**Problem description**
Spot each line that carries the word "artist"; copy those lines.

**Exercise material**
⁂

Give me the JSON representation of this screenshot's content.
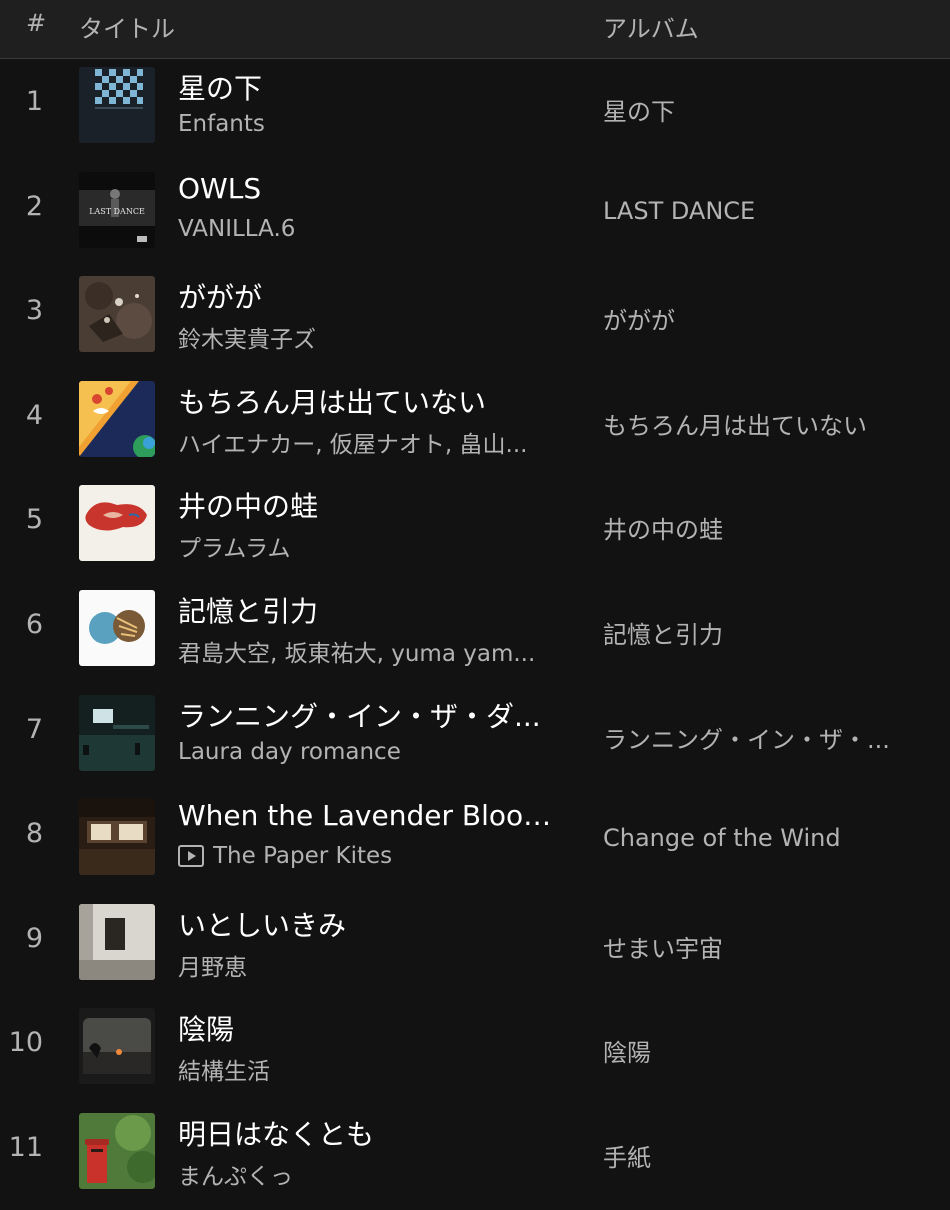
{
  "header": {
    "num": "#",
    "title": "タイトル",
    "album": "アルバム"
  },
  "tracks": [
    {
      "num": "1",
      "title": "星の下",
      "artist": "Enfants",
      "album": "星の下",
      "art_icon": "checkered-cover",
      "video": false
    },
    {
      "num": "2",
      "title": "OWLS",
      "artist": "VANILLA.6",
      "album": "LAST DANCE",
      "art_icon": "last-dance-cover",
      "art_text": "LAST DANCE",
      "video": false
    },
    {
      "num": "3",
      "title": "ががが",
      "artist": "鈴木実貴子ズ",
      "album": "ががが",
      "art_icon": "rubble-cover",
      "video": false
    },
    {
      "num": "4",
      "title": "もちろん月は出ていない",
      "artist": "ハイエナカー, 仮屋ナオト, 畠山...",
      "album": "もちろん月は出ていない",
      "art_icon": "pizza-cover",
      "video": false
    },
    {
      "num": "5",
      "title": "井の中の蛙",
      "artist": "プラムラム",
      "album": "井の中の蛙",
      "art_icon": "red-blot-cover",
      "video": false
    },
    {
      "num": "6",
      "title": "記憶と引力",
      "artist": "君島大空, 坂東祐大, yuma yam...",
      "album": "記憶と引力",
      "art_icon": "circles-cover",
      "video": false
    },
    {
      "num": "7",
      "title": "ランニング・イン・ザ・ダ...",
      "artist": "Laura day romance",
      "album": "ランニング・イン・ザ・...",
      "art_icon": "pool-cover",
      "video": false
    },
    {
      "num": "8",
      "title": "When the Lavender Blooms",
      "artist": "The Paper Kites",
      "album": "Change of the Wind",
      "art_icon": "sign-cover",
      "video": true
    },
    {
      "num": "9",
      "title": "いとしいきみ",
      "artist": "月野恵",
      "album": "せまい宇宙",
      "art_icon": "room-cover",
      "video": false
    },
    {
      "num": "10",
      "title": "陰陽",
      "artist": "結構生活",
      "album": "陰陽",
      "art_icon": "sunset-cover",
      "video": false
    },
    {
      "num": "11",
      "title": "明日はなくとも",
      "artist": "まんぷくっ",
      "album": "手紙",
      "art_icon": "postbox-cover",
      "video": false
    }
  ]
}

⁂

**Answer to this task**
      "artist": "Enfants",
      "artist": "VANILLA.6",
      "artist": "鈴木実貴子ズ",
      "artist": "ハイエナカー, 仮屋ナオト, 畠山...",
      "artist": "プラムラム",
      "artist": "君島大空, 坂東祐大, yuma yam...",
      "artist": "Laura day romance",
      "artist": "The Paper Kites",
      "artist": "月野恵",
      "artist": "結構生活",
      "artist": "まんぷくっ",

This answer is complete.